───── Material provided ─────

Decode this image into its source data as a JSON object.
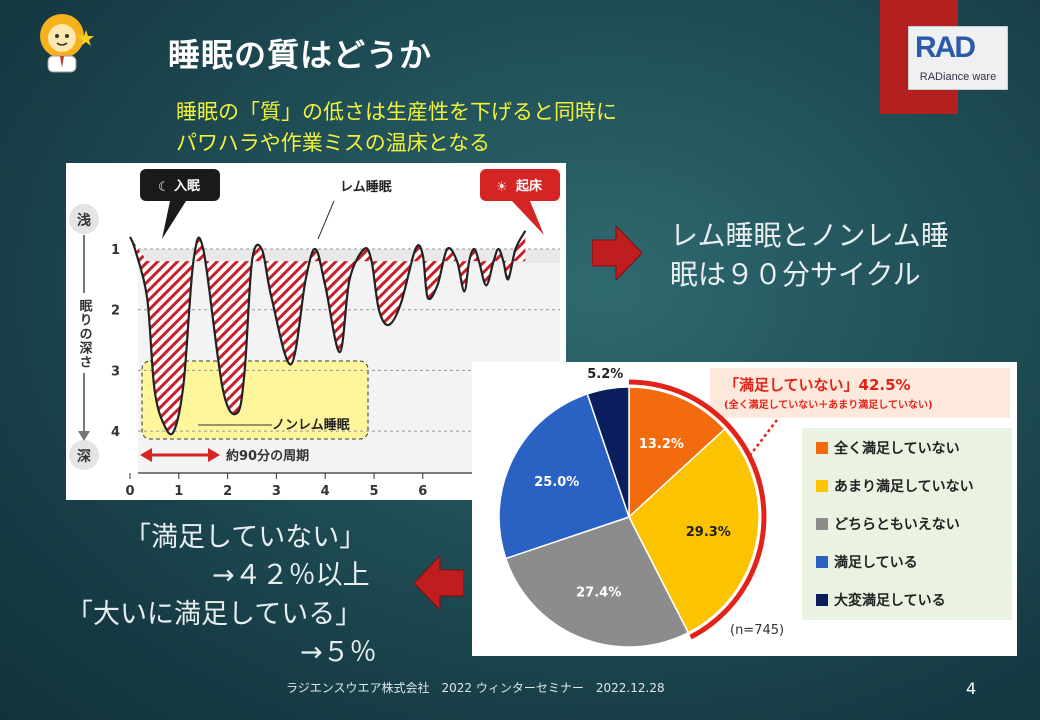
{
  "slide": {
    "title": "睡眠の質はどうか",
    "subtitle_line1": "睡眠の「質」の低さは生産性を下げると同時に",
    "subtitle_line2": "パワハラや作業ミスの温床となる",
    "logo_text": "RAD",
    "logo_subtext": "RADiance ware",
    "right_text_line1": "レム睡眠とノンレム睡",
    "right_text_line2": "眠は９０分サイクル",
    "left_text_line1": "「満足していない」",
    "left_text_line2": "→４２％以上",
    "left_text_line3": "「大いに満足している」",
    "left_text_line4": "→５％",
    "footer": "ラジエンスウエア株式会社　2022 ウィンターセミナー　2022.12.28",
    "page_number": "4"
  },
  "colors": {
    "accent_red": "#b42020",
    "subtitle_yellow": "#f2f23a",
    "pie_orange": "#f26b0f",
    "pie_yellow": "#fbc300",
    "pie_gray": "#8c8c8c",
    "pie_blue": "#2a62c4",
    "pie_navy": "#0a1d5c"
  },
  "chart_data": [
    {
      "type": "line",
      "label_sleep_onset": "入眠",
      "label_wake": "起床",
      "label_rem": "レム睡眠",
      "label_nonrem": "ノンレム睡眠",
      "label_cycle": "約90分の周期",
      "y_top_label": "浅",
      "y_bottom_label": "深",
      "ylabel": "眠りの深さ",
      "x_ticks": [
        "0",
        "1",
        "2",
        "3",
        "4",
        "5",
        "6"
      ],
      "y_ticks": [
        "1",
        "2",
        "3",
        "4"
      ],
      "series": [
        {
          "x": [
            0,
            0.1,
            0.35,
            0.5,
            0.7,
            0.9,
            1.1,
            1.3,
            1.5,
            1.9,
            2.2,
            2.35,
            2.5,
            2.7,
            2.9,
            3.3,
            3.6,
            3.8,
            4.0,
            4.3,
            4.5,
            4.8,
            4.95,
            5.1,
            5.3,
            5.55,
            5.85,
            6.0,
            6.1,
            6.3,
            6.5,
            6.7,
            6.85,
            6.95,
            7.05,
            7.15,
            7.3,
            7.45,
            7.55,
            7.65,
            7.75,
            7.9,
            8.1
          ],
          "y": [
            0.8,
            1.0,
            1.8,
            3.3,
            3.9,
            4.0,
            3.2,
            1.2,
            1.0,
            3.3,
            3.7,
            3.0,
            1.2,
            1.0,
            1.8,
            2.9,
            1.5,
            1.0,
            1.6,
            2.7,
            1.5,
            1.0,
            1.2,
            2.0,
            2.25,
            1.9,
            1.0,
            1.1,
            1.8,
            1.6,
            1.0,
            1.2,
            1.7,
            1.2,
            1.0,
            1.2,
            1.6,
            1.2,
            1.0,
            1.2,
            1.5,
            1.0,
            0.7
          ]
        }
      ]
    },
    {
      "type": "pie",
      "sample_note": "(n=745)",
      "highlight_label": "「満足していない」42.5%",
      "highlight_sublabel": "(全く満足していない＋あまり満足していない)",
      "categories": [
        "全く満足していない",
        "あまり満足していない",
        "どちらともいえない",
        "満足している",
        "大変満足している"
      ],
      "values": [
        13.2,
        29.3,
        27.4,
        25.0,
        5.2
      ],
      "value_labels": [
        "13.2%",
        "29.3%",
        "27.4%",
        "25.0%",
        "5.2%"
      ],
      "legend": "right"
    }
  ]
}
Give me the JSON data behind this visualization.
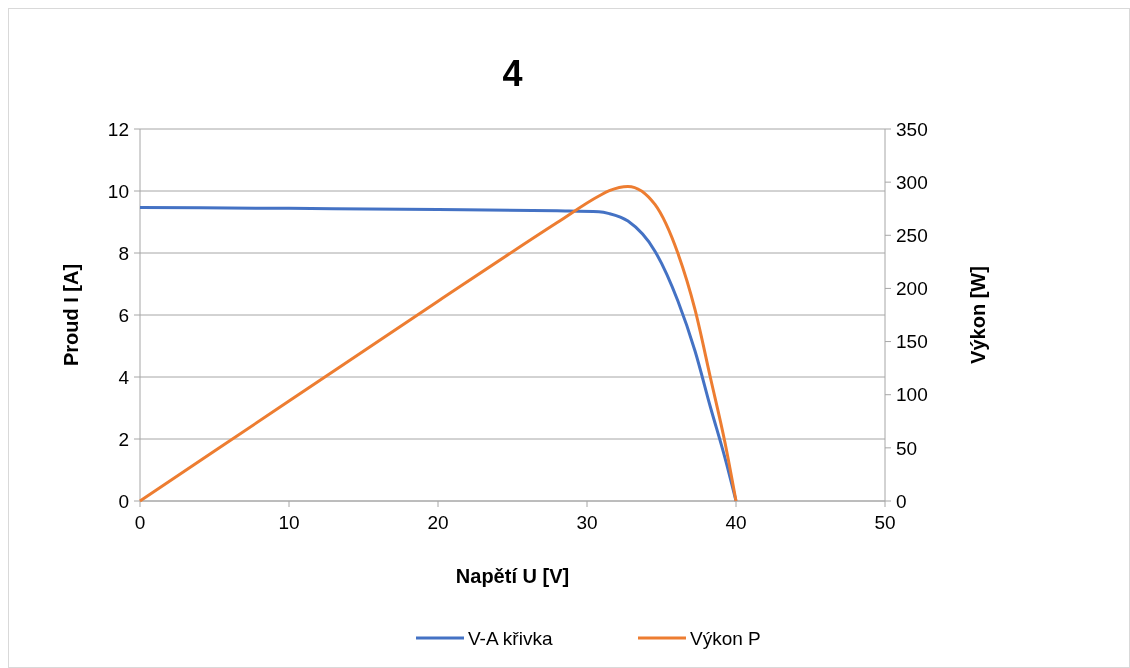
{
  "chart_data": {
    "type": "line",
    "title": "4",
    "xlabel": "Napětí U [V]",
    "ylabel": "Proud I [A]",
    "y2label": "Výkon [W]",
    "xlim": [
      0,
      50
    ],
    "xticks": [
      0,
      10,
      20,
      30,
      40,
      50
    ],
    "ylim": [
      0,
      12
    ],
    "yticks": [
      0,
      2,
      4,
      6,
      8,
      10,
      12
    ],
    "y2lim": [
      0,
      350
    ],
    "y2ticks": [
      0,
      50,
      100,
      150,
      200,
      250,
      300,
      350
    ],
    "grid": "y",
    "legend": "bottom",
    "marker": "none",
    "line_style": "solid",
    "series": [
      {
        "name": "V-A křivka",
        "color": "#4472c4",
        "x": [
          0,
          10,
          20,
          28,
          30.8,
          31.5,
          32.75,
          34.56,
          36.1,
          37.25,
          38.3,
          39.26,
          40
        ],
        "values": [
          9.47,
          9.44,
          9.4,
          9.36,
          9.33,
          9.27,
          9.03,
          8.06,
          6.45,
          4.84,
          3.0,
          1.39,
          0
        ]
      },
      {
        "name": "Výkon P",
        "color": "#ed7d31",
        "axis": "y2",
        "x": [
          0,
          10,
          20,
          28,
          30.8,
          31.5,
          32.75,
          34.56,
          36.1,
          37.25,
          38.3,
          39.26,
          40
        ],
        "values": [
          0,
          94,
          188,
          262,
          287,
          292,
          296,
          279,
          233,
          180,
          115,
          55,
          0
        ]
      }
    ]
  }
}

─────

→ **Written exercise**
Locate the lines above that contain "全く満足していない" and copy them.

→ **Answer to the problem**
      "highlight_sublabel": "(全く満足していない＋あまり満足していない)",
        "全く満足していない",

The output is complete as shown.